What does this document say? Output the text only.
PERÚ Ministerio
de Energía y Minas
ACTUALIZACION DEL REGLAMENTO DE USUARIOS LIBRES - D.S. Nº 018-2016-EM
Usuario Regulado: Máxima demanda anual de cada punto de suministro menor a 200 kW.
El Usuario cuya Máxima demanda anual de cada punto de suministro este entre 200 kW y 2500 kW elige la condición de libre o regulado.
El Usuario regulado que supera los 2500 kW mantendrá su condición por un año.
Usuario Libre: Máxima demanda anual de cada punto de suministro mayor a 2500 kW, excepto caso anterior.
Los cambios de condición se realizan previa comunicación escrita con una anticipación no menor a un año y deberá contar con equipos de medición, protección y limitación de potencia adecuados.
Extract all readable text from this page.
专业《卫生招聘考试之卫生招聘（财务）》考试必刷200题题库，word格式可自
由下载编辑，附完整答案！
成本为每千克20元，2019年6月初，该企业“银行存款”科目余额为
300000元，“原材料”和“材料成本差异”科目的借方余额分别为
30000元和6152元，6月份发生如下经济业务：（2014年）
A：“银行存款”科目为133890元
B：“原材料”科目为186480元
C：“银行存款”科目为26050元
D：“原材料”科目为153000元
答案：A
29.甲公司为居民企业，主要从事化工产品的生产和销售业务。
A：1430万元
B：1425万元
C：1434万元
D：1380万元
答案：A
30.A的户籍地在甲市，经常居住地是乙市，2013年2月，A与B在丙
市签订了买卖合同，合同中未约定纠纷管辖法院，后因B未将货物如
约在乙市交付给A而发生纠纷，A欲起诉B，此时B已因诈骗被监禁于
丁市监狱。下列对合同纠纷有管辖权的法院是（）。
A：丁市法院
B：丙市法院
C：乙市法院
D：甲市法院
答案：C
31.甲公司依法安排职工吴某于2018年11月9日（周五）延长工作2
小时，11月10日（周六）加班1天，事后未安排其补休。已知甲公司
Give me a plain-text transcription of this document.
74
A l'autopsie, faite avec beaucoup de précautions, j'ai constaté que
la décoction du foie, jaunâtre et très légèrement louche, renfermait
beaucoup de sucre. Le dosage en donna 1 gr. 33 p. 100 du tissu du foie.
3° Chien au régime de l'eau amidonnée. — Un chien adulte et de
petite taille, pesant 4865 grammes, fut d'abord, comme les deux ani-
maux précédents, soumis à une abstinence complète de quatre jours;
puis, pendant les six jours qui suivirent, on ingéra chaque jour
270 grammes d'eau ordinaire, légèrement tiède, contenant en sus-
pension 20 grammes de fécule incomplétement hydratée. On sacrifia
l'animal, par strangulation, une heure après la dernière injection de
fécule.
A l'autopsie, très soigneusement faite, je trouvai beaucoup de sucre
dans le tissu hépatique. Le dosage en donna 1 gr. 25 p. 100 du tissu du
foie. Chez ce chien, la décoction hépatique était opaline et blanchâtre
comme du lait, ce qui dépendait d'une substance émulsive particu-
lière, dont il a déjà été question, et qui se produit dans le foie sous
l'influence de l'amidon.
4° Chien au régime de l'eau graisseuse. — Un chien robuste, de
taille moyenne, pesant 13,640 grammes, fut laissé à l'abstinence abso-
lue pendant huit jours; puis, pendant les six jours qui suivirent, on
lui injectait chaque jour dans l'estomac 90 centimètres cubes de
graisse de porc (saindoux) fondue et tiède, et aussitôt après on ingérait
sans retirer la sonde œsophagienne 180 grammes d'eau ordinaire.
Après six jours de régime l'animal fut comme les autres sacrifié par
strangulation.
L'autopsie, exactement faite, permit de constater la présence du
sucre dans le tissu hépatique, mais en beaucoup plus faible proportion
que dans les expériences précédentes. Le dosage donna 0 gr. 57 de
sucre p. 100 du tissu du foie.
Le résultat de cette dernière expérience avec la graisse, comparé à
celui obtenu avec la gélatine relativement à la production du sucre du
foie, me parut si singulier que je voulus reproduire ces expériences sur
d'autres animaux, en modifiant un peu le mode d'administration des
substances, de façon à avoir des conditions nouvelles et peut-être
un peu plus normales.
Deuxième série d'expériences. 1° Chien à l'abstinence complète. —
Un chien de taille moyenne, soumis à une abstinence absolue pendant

────────

Problem statement: Pull every line containing "punto" out of the data above.

Final result:
Usuario Regulado: Máxima demanda anual de cada punto de suministro menor a 200 kW.
El Usuario cuya Máxima demanda anual de cada punto de suministro este entre 200 kW y 2500 kW elige la condición de libre o regulado.
Usuario Libre: Máxima demanda anual de cada punto de suministro mayor a 2500 kW, excepto caso anterior.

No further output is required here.